- [Data in this exercise]:
******

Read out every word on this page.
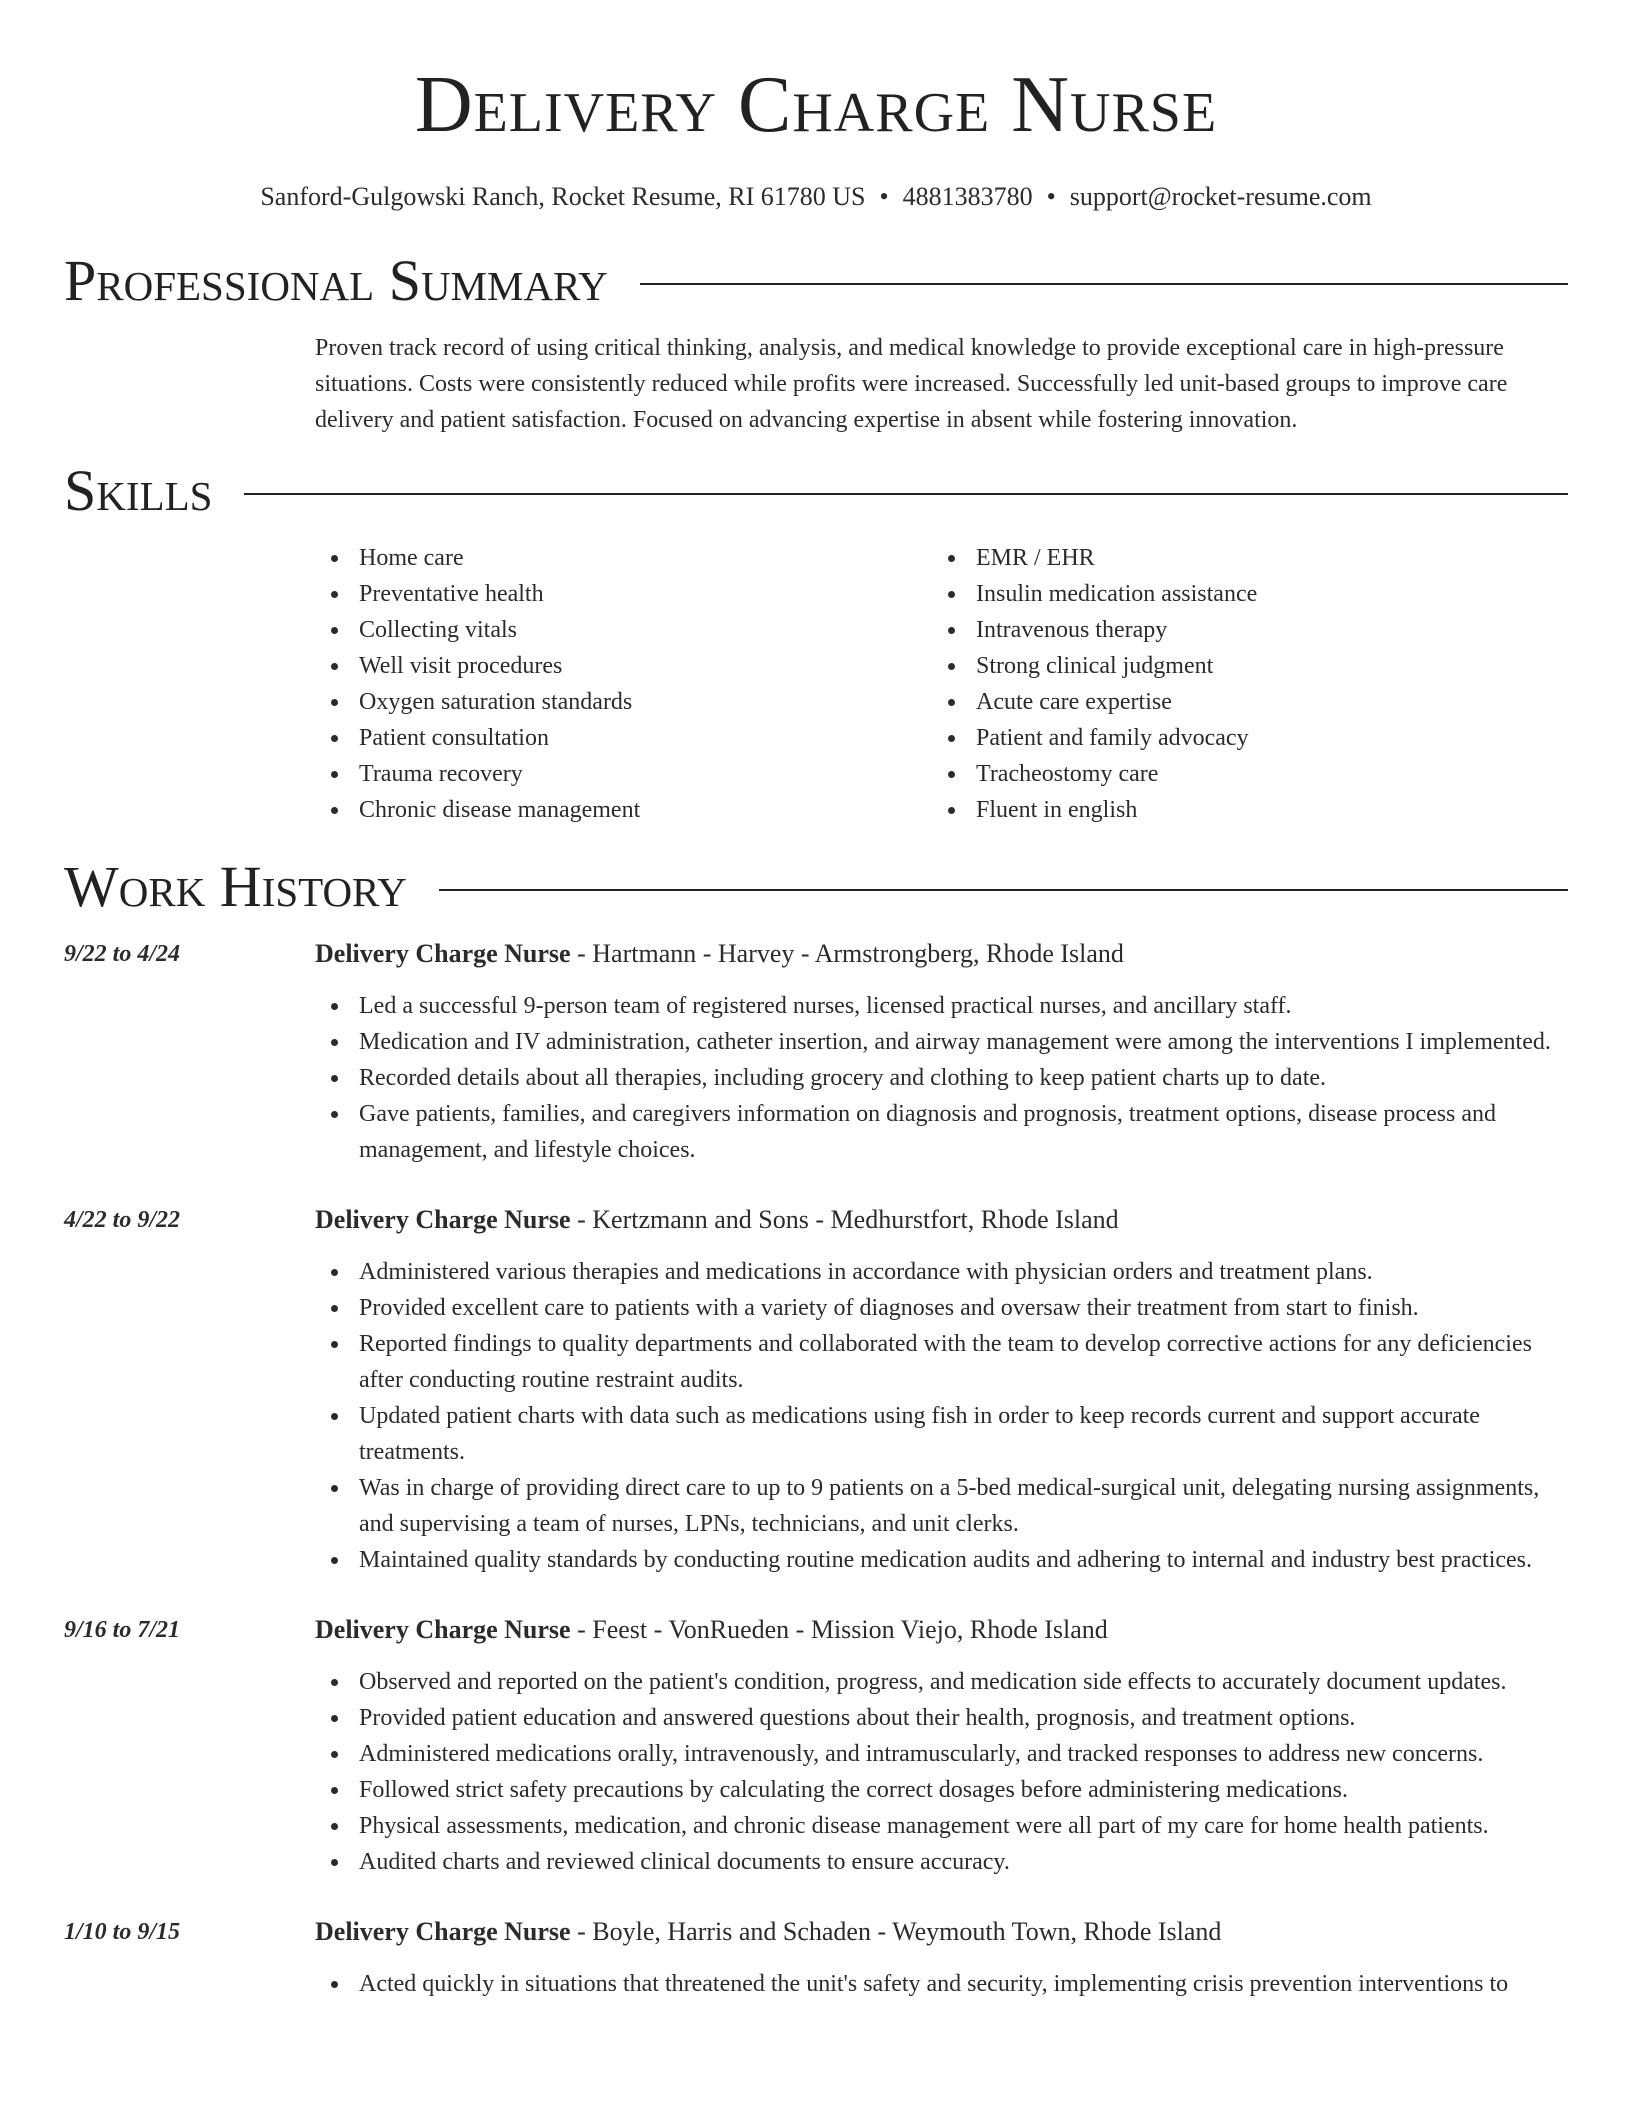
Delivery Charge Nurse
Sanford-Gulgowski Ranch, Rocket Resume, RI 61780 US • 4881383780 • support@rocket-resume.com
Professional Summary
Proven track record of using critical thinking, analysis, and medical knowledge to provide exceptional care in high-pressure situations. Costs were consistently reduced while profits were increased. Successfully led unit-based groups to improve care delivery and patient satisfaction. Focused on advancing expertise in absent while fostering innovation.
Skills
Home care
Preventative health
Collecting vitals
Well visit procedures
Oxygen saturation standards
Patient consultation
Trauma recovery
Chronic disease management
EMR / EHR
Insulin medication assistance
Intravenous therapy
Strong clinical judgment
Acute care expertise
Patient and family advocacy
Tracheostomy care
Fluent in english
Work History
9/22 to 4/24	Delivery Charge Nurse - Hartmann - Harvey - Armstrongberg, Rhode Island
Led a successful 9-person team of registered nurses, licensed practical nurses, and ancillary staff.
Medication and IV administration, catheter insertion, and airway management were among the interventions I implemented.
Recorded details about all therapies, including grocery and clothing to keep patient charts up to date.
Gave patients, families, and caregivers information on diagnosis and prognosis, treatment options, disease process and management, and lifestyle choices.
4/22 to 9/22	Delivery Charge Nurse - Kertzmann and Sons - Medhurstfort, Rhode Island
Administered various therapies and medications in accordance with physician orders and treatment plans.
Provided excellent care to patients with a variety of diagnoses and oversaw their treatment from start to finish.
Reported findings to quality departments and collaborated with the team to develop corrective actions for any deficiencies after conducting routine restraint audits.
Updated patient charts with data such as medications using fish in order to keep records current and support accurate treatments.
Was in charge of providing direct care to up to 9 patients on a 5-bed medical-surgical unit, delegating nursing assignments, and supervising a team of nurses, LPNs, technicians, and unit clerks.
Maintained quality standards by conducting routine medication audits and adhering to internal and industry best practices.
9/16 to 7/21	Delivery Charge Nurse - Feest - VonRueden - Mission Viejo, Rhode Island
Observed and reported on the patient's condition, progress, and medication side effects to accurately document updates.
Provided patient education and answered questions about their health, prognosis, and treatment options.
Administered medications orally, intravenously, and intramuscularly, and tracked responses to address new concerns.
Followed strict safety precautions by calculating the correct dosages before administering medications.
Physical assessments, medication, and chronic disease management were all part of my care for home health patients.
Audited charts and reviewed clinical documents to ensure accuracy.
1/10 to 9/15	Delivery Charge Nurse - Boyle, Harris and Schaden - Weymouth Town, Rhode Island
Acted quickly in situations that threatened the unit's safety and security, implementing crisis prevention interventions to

******

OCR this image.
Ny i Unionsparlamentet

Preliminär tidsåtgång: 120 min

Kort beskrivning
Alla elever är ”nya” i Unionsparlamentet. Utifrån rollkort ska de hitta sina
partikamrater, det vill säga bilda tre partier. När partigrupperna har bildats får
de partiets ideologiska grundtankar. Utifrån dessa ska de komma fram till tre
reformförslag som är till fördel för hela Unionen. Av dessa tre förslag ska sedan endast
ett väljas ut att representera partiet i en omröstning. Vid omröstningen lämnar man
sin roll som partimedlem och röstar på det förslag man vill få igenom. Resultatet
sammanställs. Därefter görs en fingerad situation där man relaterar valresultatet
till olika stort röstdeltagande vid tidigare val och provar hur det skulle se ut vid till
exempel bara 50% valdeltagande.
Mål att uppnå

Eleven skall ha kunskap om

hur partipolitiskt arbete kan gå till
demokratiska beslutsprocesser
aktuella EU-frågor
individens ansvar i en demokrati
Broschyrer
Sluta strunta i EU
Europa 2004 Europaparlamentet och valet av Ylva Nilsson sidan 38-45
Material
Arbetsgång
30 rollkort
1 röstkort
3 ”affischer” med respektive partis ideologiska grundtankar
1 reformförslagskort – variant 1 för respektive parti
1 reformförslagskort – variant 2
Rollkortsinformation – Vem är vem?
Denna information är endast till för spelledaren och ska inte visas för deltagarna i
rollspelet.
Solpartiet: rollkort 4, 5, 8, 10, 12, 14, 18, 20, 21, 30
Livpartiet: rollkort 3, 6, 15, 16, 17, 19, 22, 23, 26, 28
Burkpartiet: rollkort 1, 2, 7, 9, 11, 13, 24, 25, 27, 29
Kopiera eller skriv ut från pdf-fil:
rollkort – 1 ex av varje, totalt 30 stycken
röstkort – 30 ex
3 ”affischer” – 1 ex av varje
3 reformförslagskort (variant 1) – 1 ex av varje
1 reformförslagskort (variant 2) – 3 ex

******

- [Prompt]:
Search the data for "Utifrån". Copy every matching line.

- [Reply]:
Alla elever är ”nya” i Unionsparlamentet. Utifrån rollkort ska de hitta sina
de partiets ideologiska grundtankar. Utifrån dessa ska de komma fram till tre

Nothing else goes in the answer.